=== Dataset extract ===

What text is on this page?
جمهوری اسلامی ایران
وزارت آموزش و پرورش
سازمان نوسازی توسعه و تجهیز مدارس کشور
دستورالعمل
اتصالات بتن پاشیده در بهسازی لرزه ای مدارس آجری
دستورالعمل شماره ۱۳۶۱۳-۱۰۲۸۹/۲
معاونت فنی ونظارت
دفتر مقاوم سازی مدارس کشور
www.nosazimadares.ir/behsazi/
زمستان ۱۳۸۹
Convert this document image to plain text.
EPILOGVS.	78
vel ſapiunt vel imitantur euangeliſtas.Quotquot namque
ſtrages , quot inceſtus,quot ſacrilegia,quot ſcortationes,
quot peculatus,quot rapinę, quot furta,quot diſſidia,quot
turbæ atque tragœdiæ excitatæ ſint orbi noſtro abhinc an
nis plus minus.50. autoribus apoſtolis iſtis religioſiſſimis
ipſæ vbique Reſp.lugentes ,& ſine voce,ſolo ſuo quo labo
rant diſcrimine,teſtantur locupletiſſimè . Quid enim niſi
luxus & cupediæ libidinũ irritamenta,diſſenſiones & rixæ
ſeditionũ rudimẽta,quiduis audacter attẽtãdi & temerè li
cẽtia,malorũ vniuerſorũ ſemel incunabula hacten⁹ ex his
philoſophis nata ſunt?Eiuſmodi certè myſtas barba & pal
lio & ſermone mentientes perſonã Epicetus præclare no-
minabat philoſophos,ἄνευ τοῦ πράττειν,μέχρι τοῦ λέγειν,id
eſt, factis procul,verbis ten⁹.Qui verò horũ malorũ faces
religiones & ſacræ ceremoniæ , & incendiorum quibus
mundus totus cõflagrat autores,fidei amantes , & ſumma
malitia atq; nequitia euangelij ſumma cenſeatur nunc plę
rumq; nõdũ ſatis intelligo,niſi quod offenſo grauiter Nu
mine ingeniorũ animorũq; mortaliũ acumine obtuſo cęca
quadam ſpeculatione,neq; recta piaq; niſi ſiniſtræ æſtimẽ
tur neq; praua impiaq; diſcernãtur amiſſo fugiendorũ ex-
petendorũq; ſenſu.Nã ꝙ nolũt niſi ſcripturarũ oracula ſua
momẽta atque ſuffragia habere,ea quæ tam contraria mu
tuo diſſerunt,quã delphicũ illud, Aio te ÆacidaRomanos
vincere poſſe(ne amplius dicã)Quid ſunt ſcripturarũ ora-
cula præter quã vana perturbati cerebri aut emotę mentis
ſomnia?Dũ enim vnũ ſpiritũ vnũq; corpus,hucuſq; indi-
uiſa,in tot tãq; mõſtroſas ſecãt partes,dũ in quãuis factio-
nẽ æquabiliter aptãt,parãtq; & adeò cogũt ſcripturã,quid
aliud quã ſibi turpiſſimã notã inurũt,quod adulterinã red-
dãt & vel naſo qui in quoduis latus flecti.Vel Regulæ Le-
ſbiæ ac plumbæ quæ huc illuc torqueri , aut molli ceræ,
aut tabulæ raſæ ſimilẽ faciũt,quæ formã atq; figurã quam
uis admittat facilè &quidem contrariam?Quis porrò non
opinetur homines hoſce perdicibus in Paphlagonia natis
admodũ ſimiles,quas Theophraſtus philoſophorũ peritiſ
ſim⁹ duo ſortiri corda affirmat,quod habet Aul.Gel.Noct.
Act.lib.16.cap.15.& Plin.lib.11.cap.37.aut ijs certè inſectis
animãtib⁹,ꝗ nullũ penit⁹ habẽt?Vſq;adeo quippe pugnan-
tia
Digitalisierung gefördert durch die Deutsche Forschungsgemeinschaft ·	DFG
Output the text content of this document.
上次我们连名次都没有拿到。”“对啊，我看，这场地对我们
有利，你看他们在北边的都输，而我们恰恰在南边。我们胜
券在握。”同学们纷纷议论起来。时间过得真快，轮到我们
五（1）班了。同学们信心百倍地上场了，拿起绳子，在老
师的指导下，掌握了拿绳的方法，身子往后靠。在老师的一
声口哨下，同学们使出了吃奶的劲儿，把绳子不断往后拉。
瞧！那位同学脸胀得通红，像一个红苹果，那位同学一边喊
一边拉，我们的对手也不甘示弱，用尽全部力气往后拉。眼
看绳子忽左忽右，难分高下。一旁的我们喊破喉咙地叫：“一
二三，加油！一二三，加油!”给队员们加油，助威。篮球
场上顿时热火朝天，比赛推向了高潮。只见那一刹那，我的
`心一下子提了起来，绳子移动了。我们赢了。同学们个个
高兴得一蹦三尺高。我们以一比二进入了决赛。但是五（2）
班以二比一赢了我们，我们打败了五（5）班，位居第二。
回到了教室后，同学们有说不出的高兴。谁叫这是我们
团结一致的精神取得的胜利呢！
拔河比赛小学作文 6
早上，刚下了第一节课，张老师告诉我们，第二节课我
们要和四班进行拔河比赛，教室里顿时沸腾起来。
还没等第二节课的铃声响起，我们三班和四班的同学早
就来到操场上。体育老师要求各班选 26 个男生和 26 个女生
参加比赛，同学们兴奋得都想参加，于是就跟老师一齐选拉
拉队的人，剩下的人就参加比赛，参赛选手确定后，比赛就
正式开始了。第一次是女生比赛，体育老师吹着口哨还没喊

===

What is being asked: Show every line from the listing above in which the string "ſunt" appears.

Response for this exercise:
philoſophis nata ſunt?Eiuſmodi certè myſtas barba & pal
vincere poſſe(ne amplius dicã)Quid ſunt ſcripturarũ ora-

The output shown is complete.